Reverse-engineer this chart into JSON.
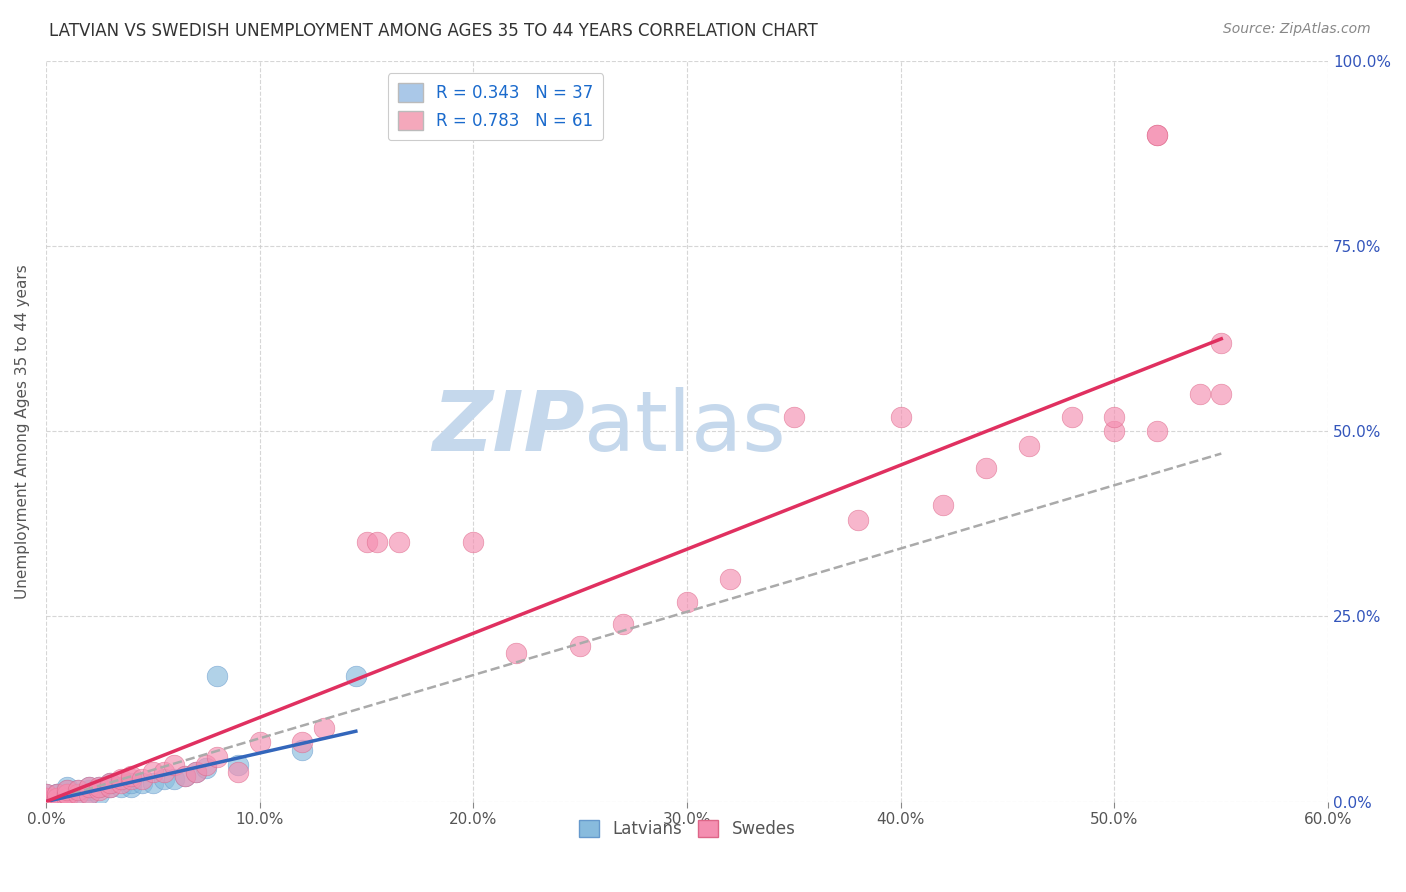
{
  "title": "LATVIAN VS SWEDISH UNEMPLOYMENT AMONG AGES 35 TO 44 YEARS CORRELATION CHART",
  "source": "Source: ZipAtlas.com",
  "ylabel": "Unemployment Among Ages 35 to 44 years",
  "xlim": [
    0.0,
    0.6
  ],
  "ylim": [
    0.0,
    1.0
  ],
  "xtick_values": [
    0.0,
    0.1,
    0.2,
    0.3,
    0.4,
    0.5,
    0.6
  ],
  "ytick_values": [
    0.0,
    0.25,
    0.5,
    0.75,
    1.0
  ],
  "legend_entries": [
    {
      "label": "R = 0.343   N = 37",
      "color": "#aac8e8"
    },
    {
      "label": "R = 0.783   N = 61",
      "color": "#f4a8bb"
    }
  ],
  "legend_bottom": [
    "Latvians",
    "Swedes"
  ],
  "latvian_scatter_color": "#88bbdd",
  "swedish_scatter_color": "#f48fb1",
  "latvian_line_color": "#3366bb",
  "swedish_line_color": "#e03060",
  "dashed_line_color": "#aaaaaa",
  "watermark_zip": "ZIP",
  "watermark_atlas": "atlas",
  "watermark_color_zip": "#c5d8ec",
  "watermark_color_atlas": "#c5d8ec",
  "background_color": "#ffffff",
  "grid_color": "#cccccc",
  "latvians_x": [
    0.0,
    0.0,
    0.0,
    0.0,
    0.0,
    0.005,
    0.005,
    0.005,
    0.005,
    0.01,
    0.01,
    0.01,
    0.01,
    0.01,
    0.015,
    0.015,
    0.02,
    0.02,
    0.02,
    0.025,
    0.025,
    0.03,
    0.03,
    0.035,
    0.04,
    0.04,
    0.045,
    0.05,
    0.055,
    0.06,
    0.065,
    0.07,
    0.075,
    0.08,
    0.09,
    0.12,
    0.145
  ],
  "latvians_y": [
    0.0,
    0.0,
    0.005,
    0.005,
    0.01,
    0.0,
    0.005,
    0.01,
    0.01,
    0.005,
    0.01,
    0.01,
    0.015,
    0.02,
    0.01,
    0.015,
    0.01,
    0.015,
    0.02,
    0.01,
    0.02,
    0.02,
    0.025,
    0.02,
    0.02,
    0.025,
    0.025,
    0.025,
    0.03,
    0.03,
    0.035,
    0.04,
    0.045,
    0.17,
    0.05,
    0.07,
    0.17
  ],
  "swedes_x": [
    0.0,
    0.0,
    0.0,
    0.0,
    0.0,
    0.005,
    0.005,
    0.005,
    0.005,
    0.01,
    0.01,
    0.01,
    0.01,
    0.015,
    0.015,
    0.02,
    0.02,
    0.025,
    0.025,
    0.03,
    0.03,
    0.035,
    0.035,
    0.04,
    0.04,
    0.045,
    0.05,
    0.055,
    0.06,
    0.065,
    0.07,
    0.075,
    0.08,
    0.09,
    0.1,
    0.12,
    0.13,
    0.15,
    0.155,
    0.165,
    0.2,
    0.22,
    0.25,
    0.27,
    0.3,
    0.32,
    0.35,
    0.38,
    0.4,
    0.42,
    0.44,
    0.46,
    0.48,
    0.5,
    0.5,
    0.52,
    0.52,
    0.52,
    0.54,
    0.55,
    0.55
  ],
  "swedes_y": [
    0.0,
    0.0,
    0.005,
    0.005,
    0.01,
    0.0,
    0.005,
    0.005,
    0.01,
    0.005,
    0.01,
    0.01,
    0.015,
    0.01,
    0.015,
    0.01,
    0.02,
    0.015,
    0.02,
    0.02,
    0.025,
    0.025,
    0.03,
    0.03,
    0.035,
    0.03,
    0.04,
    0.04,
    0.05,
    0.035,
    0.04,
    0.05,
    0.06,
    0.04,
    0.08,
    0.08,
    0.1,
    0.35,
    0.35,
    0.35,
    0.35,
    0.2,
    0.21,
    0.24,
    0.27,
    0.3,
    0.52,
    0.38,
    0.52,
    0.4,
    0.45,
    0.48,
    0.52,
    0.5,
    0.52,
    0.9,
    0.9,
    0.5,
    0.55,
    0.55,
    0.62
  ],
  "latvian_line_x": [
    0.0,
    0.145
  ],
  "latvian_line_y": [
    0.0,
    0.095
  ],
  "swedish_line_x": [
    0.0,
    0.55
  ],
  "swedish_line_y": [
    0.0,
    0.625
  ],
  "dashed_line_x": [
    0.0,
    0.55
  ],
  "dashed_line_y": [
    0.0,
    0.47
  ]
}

===============

AIM: Your task is to retype all the entries exactly and leave out any pictures.

EXPECTED ANSWER:
Reverse-engineer this chart into JSON.
{
  "title": "LATVIAN VS SWEDISH UNEMPLOYMENT AMONG AGES 35 TO 44 YEARS CORRELATION CHART",
  "source": "Source: ZipAtlas.com",
  "ylabel": "Unemployment Among Ages 35 to 44 years",
  "xlim": [
    0.0,
    0.6
  ],
  "ylim": [
    0.0,
    1.0
  ],
  "xtick_values": [
    0.0,
    0.1,
    0.2,
    0.3,
    0.4,
    0.5,
    0.6
  ],
  "ytick_values": [
    0.0,
    0.25,
    0.5,
    0.75,
    1.0
  ],
  "legend_entries": [
    {
      "label": "R = 0.343   N = 37",
      "color": "#aac8e8"
    },
    {
      "label": "R = 0.783   N = 61",
      "color": "#f4a8bb"
    }
  ],
  "legend_bottom": [
    "Latvians",
    "Swedes"
  ],
  "latvian_scatter_color": "#88bbdd",
  "swedish_scatter_color": "#f48fb1",
  "latvian_line_color": "#3366bb",
  "swedish_line_color": "#e03060",
  "dashed_line_color": "#aaaaaa",
  "watermark_zip": "ZIP",
  "watermark_atlas": "atlas",
  "watermark_color_zip": "#c5d8ec",
  "watermark_color_atlas": "#c5d8ec",
  "background_color": "#ffffff",
  "grid_color": "#cccccc",
  "latvians_x": [
    0.0,
    0.0,
    0.0,
    0.0,
    0.0,
    0.005,
    0.005,
    0.005,
    0.005,
    0.01,
    0.01,
    0.01,
    0.01,
    0.01,
    0.015,
    0.015,
    0.02,
    0.02,
    0.02,
    0.025,
    0.025,
    0.03,
    0.03,
    0.035,
    0.04,
    0.04,
    0.045,
    0.05,
    0.055,
    0.06,
    0.065,
    0.07,
    0.075,
    0.08,
    0.09,
    0.12,
    0.145
  ],
  "latvians_y": [
    0.0,
    0.0,
    0.005,
    0.005,
    0.01,
    0.0,
    0.005,
    0.01,
    0.01,
    0.005,
    0.01,
    0.01,
    0.015,
    0.02,
    0.01,
    0.015,
    0.01,
    0.015,
    0.02,
    0.01,
    0.02,
    0.02,
    0.025,
    0.02,
    0.02,
    0.025,
    0.025,
    0.025,
    0.03,
    0.03,
    0.035,
    0.04,
    0.045,
    0.17,
    0.05,
    0.07,
    0.17
  ],
  "swedes_x": [
    0.0,
    0.0,
    0.0,
    0.0,
    0.0,
    0.005,
    0.005,
    0.005,
    0.005,
    0.01,
    0.01,
    0.01,
    0.01,
    0.015,
    0.015,
    0.02,
    0.02,
    0.025,
    0.025,
    0.03,
    0.03,
    0.035,
    0.035,
    0.04,
    0.04,
    0.045,
    0.05,
    0.055,
    0.06,
    0.065,
    0.07,
    0.075,
    0.08,
    0.09,
    0.1,
    0.12,
    0.13,
    0.15,
    0.155,
    0.165,
    0.2,
    0.22,
    0.25,
    0.27,
    0.3,
    0.32,
    0.35,
    0.38,
    0.4,
    0.42,
    0.44,
    0.46,
    0.48,
    0.5,
    0.5,
    0.52,
    0.52,
    0.52,
    0.54,
    0.55,
    0.55
  ],
  "swedes_y": [
    0.0,
    0.0,
    0.005,
    0.005,
    0.01,
    0.0,
    0.005,
    0.005,
    0.01,
    0.005,
    0.01,
    0.01,
    0.015,
    0.01,
    0.015,
    0.01,
    0.02,
    0.015,
    0.02,
    0.02,
    0.025,
    0.025,
    0.03,
    0.03,
    0.035,
    0.03,
    0.04,
    0.04,
    0.05,
    0.035,
    0.04,
    0.05,
    0.06,
    0.04,
    0.08,
    0.08,
    0.1,
    0.35,
    0.35,
    0.35,
    0.35,
    0.2,
    0.21,
    0.24,
    0.27,
    0.3,
    0.52,
    0.38,
    0.52,
    0.4,
    0.45,
    0.48,
    0.52,
    0.5,
    0.52,
    0.9,
    0.9,
    0.5,
    0.55,
    0.55,
    0.62
  ],
  "latvian_line_x": [
    0.0,
    0.145
  ],
  "latvian_line_y": [
    0.0,
    0.095
  ],
  "swedish_line_x": [
    0.0,
    0.55
  ],
  "swedish_line_y": [
    0.0,
    0.625
  ],
  "dashed_line_x": [
    0.0,
    0.55
  ],
  "dashed_line_y": [
    0.0,
    0.47
  ]
}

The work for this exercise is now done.